Task input:
· · · · · · ·

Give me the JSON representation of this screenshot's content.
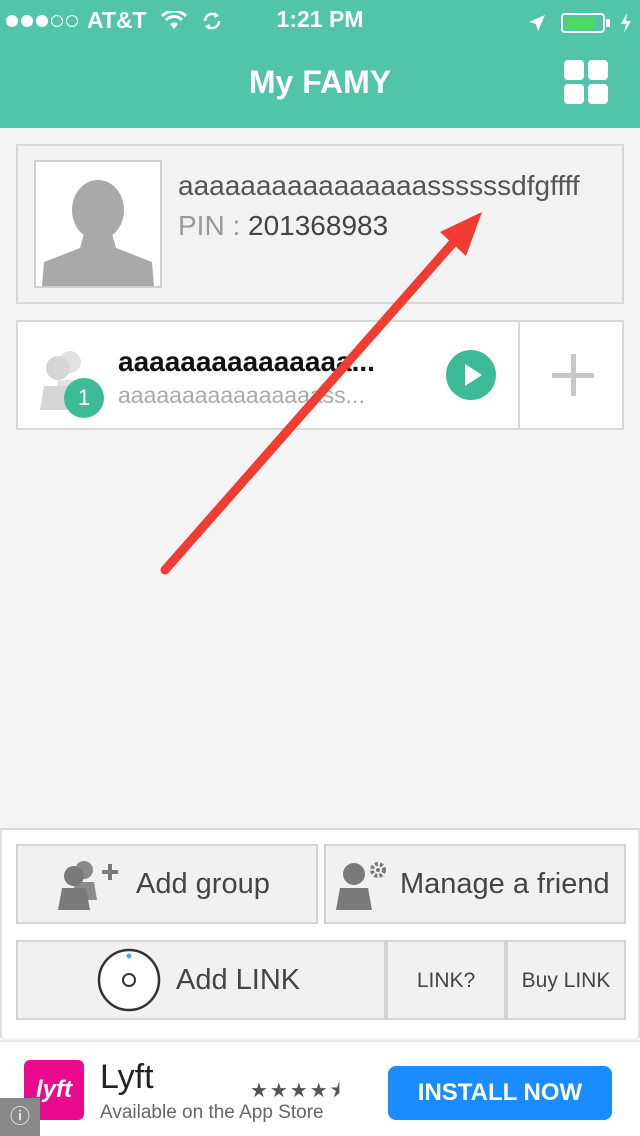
{
  "status_bar": {
    "carrier": "AT&T",
    "time": "1:21 PM",
    "battery_level": 0.85
  },
  "header": {
    "title": "My FAMY"
  },
  "profile": {
    "name": "aaaaaaaaaaaaaaaassssssdfgffff",
    "pin_label": "PIN :",
    "pin": "201368983"
  },
  "group": {
    "title": "aaaaaaaaaaaaaaa...",
    "subtitle": "aaaaaaaaaaaaaaaass...",
    "member_count": "1"
  },
  "actions": {
    "add_group": "Add group",
    "manage_friend": "Manage a friend",
    "add_link": "Add LINK",
    "link_question": "LINK?",
    "buy_link": "Buy LINK"
  },
  "ad": {
    "logo_text": "lyft",
    "name": "Lyft",
    "subtitle": "Available on the App Store",
    "rating": 4.5,
    "cta": "INSTALL NOW"
  },
  "colors": {
    "accent": "#52c4a8",
    "badge": "#3dbb96",
    "arrow": "#f03c32",
    "lyft": "#ea0b8c",
    "install": "#1a8cff"
  }
}
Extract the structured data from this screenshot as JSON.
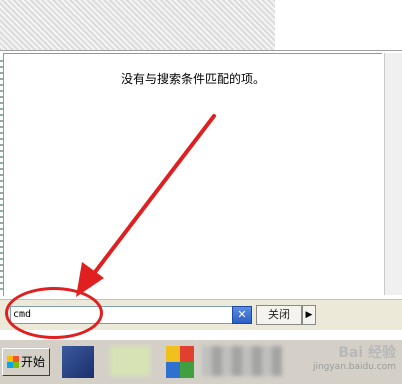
{
  "results": {
    "message": "没有与搜索条件匹配的项。"
  },
  "search": {
    "query": "cmd",
    "clear_glyph": "✕",
    "button_label": "关闭",
    "arrow_glyph": "▶"
  },
  "taskbar": {
    "start_label": "开始"
  },
  "watermark": {
    "line1": "Bai 经验",
    "line2": "jingyan.baidu.com"
  },
  "colors": {
    "annotation": "#e02020",
    "input_border": "#7f9db9",
    "taskbar": "#d4d0c8"
  },
  "icons": [
    "windows-logo-icon",
    "clear-search-icon",
    "dropdown-arrow-icon"
  ]
}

· · · · · · ·

Return all of the entries exactly as written, but drop any pictures they hold.

Give me the JSON representation of this screenshot's content.
{
  "status_bar": {
    "carrier": "AT&T",
    "time": "1:21 PM",
    "battery_level": 0.85
  },
  "header": {
    "title": "My FAMY"
  },
  "profile": {
    "name": "aaaaaaaaaaaaaaaassssssdfgffff",
    "pin_label": "PIN :",
    "pin": "201368983"
  },
  "group": {
    "title": "aaaaaaaaaaaaaaa...",
    "subtitle": "aaaaaaaaaaaaaaaass...",
    "member_count": "1"
  },
  "actions": {
    "add_group": "Add group",
    "manage_friend": "Manage a friend",
    "add_link": "Add LINK",
    "link_question": "LINK?",
    "buy_link": "Buy LINK"
  },
  "ad": {
    "logo_text": "lyft",
    "name": "Lyft",
    "subtitle": "Available on the App Store",
    "rating": 4.5,
    "cta": "INSTALL NOW"
  },
  "colors": {
    "accent": "#52c4a8",
    "badge": "#3dbb96",
    "arrow": "#f03c32",
    "lyft": "#ea0b8c",
    "install": "#1a8cff"
  }
}
Extract the structured data from this screenshot as JSON.
{
  "results": {
    "message": "没有与搜索条件匹配的项。"
  },
  "search": {
    "query": "cmd",
    "clear_glyph": "✕",
    "button_label": "关闭",
    "arrow_glyph": "▶"
  },
  "taskbar": {
    "start_label": "开始"
  },
  "watermark": {
    "line1": "Bai 经验",
    "line2": "jingyan.baidu.com"
  },
  "colors": {
    "annotation": "#e02020",
    "input_border": "#7f9db9",
    "taskbar": "#d4d0c8"
  },
  "icons": [
    "windows-logo-icon",
    "clear-search-icon",
    "dropdown-arrow-icon"
  ]
}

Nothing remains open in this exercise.